Task goal -
Please repeat all of the lines that follow, exactly as written.

** Start Extracted data **

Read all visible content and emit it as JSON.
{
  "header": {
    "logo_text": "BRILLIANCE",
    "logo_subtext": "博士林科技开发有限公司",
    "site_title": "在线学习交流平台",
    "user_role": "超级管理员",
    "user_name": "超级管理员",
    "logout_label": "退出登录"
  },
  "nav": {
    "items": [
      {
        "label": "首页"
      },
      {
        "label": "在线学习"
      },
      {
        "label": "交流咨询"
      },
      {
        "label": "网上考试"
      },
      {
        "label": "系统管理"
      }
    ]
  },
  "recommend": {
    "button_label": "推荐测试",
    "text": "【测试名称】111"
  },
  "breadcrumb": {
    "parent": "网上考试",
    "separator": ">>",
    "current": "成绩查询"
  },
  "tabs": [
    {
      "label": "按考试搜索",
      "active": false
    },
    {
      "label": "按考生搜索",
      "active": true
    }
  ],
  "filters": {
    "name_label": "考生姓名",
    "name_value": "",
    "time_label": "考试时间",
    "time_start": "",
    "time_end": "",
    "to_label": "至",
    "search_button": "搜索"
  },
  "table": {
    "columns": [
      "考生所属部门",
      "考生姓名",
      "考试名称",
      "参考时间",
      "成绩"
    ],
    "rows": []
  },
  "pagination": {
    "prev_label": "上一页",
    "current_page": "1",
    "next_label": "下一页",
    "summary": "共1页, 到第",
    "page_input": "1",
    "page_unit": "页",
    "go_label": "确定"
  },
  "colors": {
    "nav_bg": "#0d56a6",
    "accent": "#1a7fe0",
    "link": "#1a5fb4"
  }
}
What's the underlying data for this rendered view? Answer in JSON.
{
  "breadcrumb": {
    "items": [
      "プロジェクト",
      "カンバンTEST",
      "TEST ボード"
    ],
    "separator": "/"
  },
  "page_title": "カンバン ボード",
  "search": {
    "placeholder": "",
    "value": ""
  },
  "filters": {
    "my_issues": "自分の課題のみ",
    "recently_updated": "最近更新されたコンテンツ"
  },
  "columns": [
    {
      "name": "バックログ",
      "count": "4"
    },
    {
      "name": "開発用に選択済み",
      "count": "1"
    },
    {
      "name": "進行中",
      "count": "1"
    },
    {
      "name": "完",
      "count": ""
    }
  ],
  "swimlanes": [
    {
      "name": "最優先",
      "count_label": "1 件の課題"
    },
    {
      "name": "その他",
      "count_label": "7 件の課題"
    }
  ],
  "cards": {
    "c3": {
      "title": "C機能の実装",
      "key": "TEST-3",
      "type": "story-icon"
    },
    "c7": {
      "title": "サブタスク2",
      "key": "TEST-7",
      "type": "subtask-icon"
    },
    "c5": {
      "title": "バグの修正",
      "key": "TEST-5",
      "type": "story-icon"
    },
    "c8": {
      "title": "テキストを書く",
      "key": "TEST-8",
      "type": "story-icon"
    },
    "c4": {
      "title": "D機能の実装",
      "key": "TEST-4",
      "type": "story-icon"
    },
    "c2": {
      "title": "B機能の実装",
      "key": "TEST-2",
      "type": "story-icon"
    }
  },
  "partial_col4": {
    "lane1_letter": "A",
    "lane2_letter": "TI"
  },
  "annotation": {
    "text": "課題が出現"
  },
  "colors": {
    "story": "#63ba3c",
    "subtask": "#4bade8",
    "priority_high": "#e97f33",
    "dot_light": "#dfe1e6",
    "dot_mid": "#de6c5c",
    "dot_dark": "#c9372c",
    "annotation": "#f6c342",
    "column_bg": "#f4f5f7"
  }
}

** End Extracted data **

Result below -
Read all visible content and emit it as JSON.
{
  "header": {
    "logo_text": "BRILLIANCE",
    "logo_subtext": "博士林科技开发有限公司",
    "site_title": "在线学习交流平台",
    "user_role": "超级管理员",
    "user_name": "超级管理员",
    "logout_label": "退出登录"
  },
  "nav": {
    "items": [
      {
        "label": "首页"
      },
      {
        "label": "在线学习"
      },
      {
        "label": "交流咨询"
      },
      {
        "label": "网上考试"
      },
      {
        "label": "系统管理"
      }
    ]
  },
  "recommend": {
    "button_label": "推荐测试",
    "text": "【测试名称】111"
  },
  "breadcrumb": {
    "parent": "网上考试",
    "separator": ">>",
    "current": "成绩查询"
  },
  "tabs": [
    {
      "label": "按考试搜索",
      "active": false
    },
    {
      "label": "按考生搜索",
      "active": true
    }
  ],
  "filters": {
    "name_label": "考生姓名",
    "name_value": "",
    "time_label": "考试时间",
    "time_start": "",
    "time_end": "",
    "to_label": "至",
    "search_button": "搜索"
  },
  "table": {
    "columns": [
      "考生所属部门",
      "考生姓名",
      "考试名称",
      "参考时间",
      "成绩"
    ],
    "rows": []
  },
  "pagination": {
    "prev_label": "上一页",
    "current_page": "1",
    "next_label": "下一页",
    "summary": "共1页, 到第",
    "page_input": "1",
    "page_unit": "页",
    "go_label": "确定"
  },
  "colors": {
    "nav_bg": "#0d56a6",
    "accent": "#1a7fe0",
    "link": "#1a5fb4"
  }
}
What's the underlying data for this rendered view? Answer in JSON.
{
  "breadcrumb": {
    "items": [
      "プロジェクト",
      "カンバンTEST",
      "TEST ボード"
    ],
    "separator": "/"
  },
  "page_title": "カンバン ボード",
  "search": {
    "placeholder": "",
    "value": ""
  },
  "filters": {
    "my_issues": "自分の課題のみ",
    "recently_updated": "最近更新されたコンテンツ"
  },
  "columns": [
    {
      "name": "バックログ",
      "count": "4"
    },
    {
      "name": "開発用に選択済み",
      "count": "1"
    },
    {
      "name": "進行中",
      "count": "1"
    },
    {
      "name": "完",
      "count": ""
    }
  ],
  "swimlanes": [
    {
      "name": "最優先",
      "count_label": "1 件の課題"
    },
    {
      "name": "その他",
      "count_label": "7 件の課題"
    }
  ],
  "cards": {
    "c3": {
      "title": "C機能の実装",
      "key": "TEST-3",
      "type": "story-icon"
    },
    "c7": {
      "title": "サブタスク2",
      "key": "TEST-7",
      "type": "subtask-icon"
    },
    "c5": {
      "title": "バグの修正",
      "key": "TEST-5",
      "type": "story-icon"
    },
    "c8": {
      "title": "テキストを書く",
      "key": "TEST-8",
      "type": "story-icon"
    },
    "c4": {
      "title": "D機能の実装",
      "key": "TEST-4",
      "type": "story-icon"
    },
    "c2": {
      "title": "B機能の実装",
      "key": "TEST-2",
      "type": "story-icon"
    }
  },
  "partial_col4": {
    "lane1_letter": "A",
    "lane2_letter": "TI"
  },
  "annotation": {
    "text": "課題が出現"
  },
  "colors": {
    "story": "#63ba3c",
    "subtask": "#4bade8",
    "priority_high": "#e97f33",
    "dot_light": "#dfe1e6",
    "dot_mid": "#de6c5c",
    "dot_dark": "#c9372c",
    "annotation": "#f6c342",
    "column_bg": "#f4f5f7"
  }
}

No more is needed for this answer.